=== Raw records ===
—————

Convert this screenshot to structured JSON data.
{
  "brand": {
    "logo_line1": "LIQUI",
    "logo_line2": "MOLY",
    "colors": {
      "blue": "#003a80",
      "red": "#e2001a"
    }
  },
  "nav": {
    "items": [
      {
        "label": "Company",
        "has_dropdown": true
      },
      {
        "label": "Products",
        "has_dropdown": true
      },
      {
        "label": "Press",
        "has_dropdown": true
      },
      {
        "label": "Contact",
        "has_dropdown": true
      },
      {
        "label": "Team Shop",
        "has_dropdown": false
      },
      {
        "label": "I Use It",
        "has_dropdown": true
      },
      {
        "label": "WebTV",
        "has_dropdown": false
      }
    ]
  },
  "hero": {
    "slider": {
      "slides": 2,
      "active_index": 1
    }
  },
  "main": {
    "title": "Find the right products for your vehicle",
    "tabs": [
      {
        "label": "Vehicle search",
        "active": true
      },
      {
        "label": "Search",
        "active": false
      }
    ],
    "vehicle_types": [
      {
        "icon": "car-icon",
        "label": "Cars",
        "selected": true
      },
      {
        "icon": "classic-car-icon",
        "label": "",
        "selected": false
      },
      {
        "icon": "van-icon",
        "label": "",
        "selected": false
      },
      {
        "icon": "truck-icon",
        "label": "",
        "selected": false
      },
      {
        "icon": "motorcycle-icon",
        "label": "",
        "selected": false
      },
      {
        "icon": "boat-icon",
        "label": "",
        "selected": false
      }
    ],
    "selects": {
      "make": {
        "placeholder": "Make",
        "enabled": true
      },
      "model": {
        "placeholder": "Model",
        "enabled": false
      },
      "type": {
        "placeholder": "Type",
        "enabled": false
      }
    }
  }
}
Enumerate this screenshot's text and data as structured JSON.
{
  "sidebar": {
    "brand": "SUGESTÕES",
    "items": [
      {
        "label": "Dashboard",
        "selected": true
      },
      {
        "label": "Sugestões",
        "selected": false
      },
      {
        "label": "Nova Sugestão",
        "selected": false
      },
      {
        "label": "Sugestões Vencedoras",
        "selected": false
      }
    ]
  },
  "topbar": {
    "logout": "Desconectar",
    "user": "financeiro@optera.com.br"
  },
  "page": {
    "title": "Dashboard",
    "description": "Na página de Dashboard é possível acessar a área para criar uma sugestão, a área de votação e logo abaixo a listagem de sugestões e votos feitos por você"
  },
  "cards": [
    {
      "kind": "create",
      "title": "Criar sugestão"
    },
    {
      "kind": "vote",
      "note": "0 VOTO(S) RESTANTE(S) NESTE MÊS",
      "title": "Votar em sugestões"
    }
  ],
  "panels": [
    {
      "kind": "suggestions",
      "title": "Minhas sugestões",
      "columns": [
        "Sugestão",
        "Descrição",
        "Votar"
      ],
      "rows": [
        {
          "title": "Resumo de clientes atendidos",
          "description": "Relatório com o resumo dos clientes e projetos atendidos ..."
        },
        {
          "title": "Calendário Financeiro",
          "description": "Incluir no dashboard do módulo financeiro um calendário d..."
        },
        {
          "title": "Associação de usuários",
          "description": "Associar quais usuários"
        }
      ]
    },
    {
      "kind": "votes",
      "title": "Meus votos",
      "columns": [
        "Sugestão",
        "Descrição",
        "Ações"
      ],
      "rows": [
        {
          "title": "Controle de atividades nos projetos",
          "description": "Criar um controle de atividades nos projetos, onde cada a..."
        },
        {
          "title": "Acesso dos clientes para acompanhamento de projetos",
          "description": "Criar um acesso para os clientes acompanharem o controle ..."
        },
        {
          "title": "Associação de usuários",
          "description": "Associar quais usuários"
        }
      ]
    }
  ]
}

—————

Return all of the above records exactly, leaving no line out.

Convert this screenshot to structured JSON data.
{
  "brand": {
    "logo_line1": "LIQUI",
    "logo_line2": "MOLY",
    "colors": {
      "blue": "#003a80",
      "red": "#e2001a"
    }
  },
  "nav": {
    "items": [
      {
        "label": "Company",
        "has_dropdown": true
      },
      {
        "label": "Products",
        "has_dropdown": true
      },
      {
        "label": "Press",
        "has_dropdown": true
      },
      {
        "label": "Contact",
        "has_dropdown": true
      },
      {
        "label": "Team Shop",
        "has_dropdown": false
      },
      {
        "label": "I Use It",
        "has_dropdown": true
      },
      {
        "label": "WebTV",
        "has_dropdown": false
      }
    ]
  },
  "hero": {
    "slider": {
      "slides": 2,
      "active_index": 1
    }
  },
  "main": {
    "title": "Find the right products for your vehicle",
    "tabs": [
      {
        "label": "Vehicle search",
        "active": true
      },
      {
        "label": "Search",
        "active": false
      }
    ],
    "vehicle_types": [
      {
        "icon": "car-icon",
        "label": "Cars",
        "selected": true
      },
      {
        "icon": "classic-car-icon",
        "label": "",
        "selected": false
      },
      {
        "icon": "van-icon",
        "label": "",
        "selected": false
      },
      {
        "icon": "truck-icon",
        "label": "",
        "selected": false
      },
      {
        "icon": "motorcycle-icon",
        "label": "",
        "selected": false
      },
      {
        "icon": "boat-icon",
        "label": "",
        "selected": false
      }
    ],
    "selects": {
      "make": {
        "placeholder": "Make",
        "enabled": true
      },
      "model": {
        "placeholder": "Model",
        "enabled": false
      },
      "type": {
        "placeholder": "Type",
        "enabled": false
      }
    }
  }
}
Enumerate this screenshot's text and data as structured JSON.
{
  "sidebar": {
    "brand": "SUGESTÕES",
    "items": [
      {
        "label": "Dashboard",
        "selected": true
      },
      {
        "label": "Sugestões",
        "selected": false
      },
      {
        "label": "Nova Sugestão",
        "selected": false
      },
      {
        "label": "Sugestões Vencedoras",
        "selected": false
      }
    ]
  },
  "topbar": {
    "logout": "Desconectar",
    "user": "financeiro@optera.com.br"
  },
  "page": {
    "title": "Dashboard",
    "description": "Na página de Dashboard é possível acessar a área para criar uma sugestão, a área de votação e logo abaixo a listagem de sugestões e votos feitos por você"
  },
  "cards": [
    {
      "kind": "create",
      "title": "Criar sugestão"
    },
    {
      "kind": "vote",
      "note": "0 VOTO(S) RESTANTE(S) NESTE MÊS",
      "title": "Votar em sugestões"
    }
  ],
  "panels": [
    {
      "kind": "suggestions",
      "title": "Minhas sugestões",
      "columns": [
        "Sugestão",
        "Descrição",
        "Votar"
      ],
      "rows": [
        {
          "title": "Resumo de clientes atendidos",
          "description": "Relatório com o resumo dos clientes e projetos atendidos ..."
        },
        {
          "title": "Calendário Financeiro",
          "description": "Incluir no dashboard do módulo financeiro um calendário d..."
        },
        {
          "title": "Associação de usuários",
          "description": "Associar quais usuários"
        }
      ]
    },
    {
      "kind": "votes",
      "title": "Meus votos",
      "columns": [
        "Sugestão",
        "Descrição",
        "Ações"
      ],
      "rows": [
        {
          "title": "Controle de atividades nos projetos",
          "description": "Criar um controle de atividades nos projetos, onde cada a..."
        },
        {
          "title": "Acesso dos clientes para acompanhamento de projetos",
          "description": "Criar um acesso para os clientes acompanharem o controle ..."
        },
        {
          "title": "Associação de usuários",
          "description": "Associar quais usuários"
        }
      ]
    }
  ]
}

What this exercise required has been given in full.